Can you repeat, word for word, the records from their first line up to and including the line that contains "event-dot — [683, 601, 686, 604]"?

══ Supplied entries

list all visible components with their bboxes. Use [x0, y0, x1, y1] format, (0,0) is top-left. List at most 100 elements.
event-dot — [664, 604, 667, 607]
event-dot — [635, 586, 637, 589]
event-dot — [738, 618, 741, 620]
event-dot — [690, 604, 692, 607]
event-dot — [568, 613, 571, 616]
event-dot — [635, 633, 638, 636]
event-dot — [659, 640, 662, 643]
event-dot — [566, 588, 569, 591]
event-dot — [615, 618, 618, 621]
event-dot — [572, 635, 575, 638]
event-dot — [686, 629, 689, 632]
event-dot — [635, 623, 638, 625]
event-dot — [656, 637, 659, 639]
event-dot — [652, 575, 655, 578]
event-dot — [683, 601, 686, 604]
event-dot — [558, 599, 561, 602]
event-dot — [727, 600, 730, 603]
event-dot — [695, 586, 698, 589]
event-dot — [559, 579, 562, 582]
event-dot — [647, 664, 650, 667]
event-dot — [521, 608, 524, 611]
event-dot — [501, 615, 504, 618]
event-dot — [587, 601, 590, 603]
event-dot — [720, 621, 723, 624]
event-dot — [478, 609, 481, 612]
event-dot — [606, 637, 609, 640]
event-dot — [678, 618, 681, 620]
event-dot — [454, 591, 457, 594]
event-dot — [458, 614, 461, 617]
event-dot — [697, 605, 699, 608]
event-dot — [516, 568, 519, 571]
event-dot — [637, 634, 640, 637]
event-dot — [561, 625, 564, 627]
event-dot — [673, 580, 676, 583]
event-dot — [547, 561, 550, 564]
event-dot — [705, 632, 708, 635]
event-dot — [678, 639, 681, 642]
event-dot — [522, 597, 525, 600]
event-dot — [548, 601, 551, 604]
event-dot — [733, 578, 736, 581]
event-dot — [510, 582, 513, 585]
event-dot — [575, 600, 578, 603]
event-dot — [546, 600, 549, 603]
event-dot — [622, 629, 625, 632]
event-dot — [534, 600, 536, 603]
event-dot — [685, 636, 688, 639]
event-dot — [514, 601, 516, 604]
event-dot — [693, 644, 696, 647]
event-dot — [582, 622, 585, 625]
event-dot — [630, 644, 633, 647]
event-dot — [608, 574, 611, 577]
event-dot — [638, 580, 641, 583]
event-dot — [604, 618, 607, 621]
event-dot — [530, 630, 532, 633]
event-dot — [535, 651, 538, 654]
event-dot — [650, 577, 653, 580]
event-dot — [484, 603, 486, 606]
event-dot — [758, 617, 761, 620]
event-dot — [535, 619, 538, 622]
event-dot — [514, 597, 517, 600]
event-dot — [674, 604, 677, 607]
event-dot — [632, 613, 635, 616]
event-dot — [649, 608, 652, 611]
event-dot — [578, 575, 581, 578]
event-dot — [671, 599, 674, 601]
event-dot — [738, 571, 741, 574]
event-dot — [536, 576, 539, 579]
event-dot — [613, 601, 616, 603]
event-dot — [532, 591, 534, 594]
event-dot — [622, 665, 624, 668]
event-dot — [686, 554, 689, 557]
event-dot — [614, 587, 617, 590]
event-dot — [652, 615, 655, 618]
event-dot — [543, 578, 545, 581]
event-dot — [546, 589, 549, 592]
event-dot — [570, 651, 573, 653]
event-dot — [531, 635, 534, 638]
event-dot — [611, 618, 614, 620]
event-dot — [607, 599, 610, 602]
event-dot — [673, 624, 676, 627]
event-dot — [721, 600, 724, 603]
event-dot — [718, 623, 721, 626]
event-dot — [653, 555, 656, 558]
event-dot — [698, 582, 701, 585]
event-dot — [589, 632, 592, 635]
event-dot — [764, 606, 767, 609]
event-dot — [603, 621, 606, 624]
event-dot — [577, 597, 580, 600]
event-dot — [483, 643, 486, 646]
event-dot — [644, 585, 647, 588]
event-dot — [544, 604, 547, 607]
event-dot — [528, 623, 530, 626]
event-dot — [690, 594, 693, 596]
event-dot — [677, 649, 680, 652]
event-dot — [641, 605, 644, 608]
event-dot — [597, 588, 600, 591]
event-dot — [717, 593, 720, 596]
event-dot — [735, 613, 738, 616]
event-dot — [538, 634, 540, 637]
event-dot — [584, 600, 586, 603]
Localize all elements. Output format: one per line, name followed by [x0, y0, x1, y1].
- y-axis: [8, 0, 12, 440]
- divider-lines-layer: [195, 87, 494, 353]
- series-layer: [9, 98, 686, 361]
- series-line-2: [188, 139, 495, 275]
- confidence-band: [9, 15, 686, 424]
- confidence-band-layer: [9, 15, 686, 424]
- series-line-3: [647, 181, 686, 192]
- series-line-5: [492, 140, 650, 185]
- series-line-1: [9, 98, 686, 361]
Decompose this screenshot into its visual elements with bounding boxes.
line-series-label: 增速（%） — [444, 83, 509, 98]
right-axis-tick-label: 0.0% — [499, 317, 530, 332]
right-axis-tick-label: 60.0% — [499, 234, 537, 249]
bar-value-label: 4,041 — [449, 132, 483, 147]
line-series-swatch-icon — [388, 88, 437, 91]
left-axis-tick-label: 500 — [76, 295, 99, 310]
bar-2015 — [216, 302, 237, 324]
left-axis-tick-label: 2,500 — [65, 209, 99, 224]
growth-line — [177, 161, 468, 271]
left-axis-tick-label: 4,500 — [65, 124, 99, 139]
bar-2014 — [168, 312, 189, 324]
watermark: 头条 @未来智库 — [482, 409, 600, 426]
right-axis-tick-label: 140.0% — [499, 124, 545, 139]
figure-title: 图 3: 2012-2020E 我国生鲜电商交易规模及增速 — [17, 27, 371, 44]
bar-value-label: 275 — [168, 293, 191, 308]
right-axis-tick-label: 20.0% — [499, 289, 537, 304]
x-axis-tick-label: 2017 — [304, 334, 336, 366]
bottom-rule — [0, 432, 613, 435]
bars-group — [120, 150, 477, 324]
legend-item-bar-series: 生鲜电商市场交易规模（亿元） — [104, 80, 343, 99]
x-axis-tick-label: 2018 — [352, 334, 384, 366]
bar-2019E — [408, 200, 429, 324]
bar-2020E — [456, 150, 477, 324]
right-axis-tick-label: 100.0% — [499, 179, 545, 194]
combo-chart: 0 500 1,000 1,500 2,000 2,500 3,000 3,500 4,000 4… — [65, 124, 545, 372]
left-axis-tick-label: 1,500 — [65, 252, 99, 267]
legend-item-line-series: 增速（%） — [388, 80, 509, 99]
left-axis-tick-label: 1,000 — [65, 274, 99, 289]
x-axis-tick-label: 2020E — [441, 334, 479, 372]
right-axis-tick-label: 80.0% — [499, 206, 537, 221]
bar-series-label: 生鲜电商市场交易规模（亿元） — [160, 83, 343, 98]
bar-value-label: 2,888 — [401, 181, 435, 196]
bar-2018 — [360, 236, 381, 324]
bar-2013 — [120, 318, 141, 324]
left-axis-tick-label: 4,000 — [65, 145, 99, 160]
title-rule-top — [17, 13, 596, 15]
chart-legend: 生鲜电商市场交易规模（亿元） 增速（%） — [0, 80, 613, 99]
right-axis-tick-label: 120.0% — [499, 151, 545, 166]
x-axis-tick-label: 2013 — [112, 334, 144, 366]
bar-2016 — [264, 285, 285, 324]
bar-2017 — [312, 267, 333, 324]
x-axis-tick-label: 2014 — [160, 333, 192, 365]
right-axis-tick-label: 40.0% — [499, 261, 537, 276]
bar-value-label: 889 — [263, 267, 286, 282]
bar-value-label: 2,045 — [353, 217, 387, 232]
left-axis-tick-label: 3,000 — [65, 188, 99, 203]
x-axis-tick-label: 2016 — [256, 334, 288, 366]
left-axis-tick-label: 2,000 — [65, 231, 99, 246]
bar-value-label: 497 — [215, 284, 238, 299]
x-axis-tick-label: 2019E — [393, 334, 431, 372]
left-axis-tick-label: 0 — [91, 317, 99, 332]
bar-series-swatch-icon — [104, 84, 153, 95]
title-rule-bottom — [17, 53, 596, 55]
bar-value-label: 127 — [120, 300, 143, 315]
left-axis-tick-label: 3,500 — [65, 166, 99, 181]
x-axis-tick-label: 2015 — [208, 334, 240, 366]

════

→ Reply:
list all visible components with their bboxes. Use [x0, y0, x1, y1] format, (0,0) is top-left. List at most 100 elements.
event-dot — [664, 604, 667, 607]
event-dot — [635, 586, 637, 589]
event-dot — [738, 618, 741, 620]
event-dot — [690, 604, 692, 607]
event-dot — [568, 613, 571, 616]
event-dot — [635, 633, 638, 636]
event-dot — [659, 640, 662, 643]
event-dot — [566, 588, 569, 591]
event-dot — [615, 618, 618, 621]
event-dot — [572, 635, 575, 638]
event-dot — [686, 629, 689, 632]
event-dot — [635, 623, 638, 625]
event-dot — [656, 637, 659, 639]
event-dot — [652, 575, 655, 578]
event-dot — [683, 601, 686, 604]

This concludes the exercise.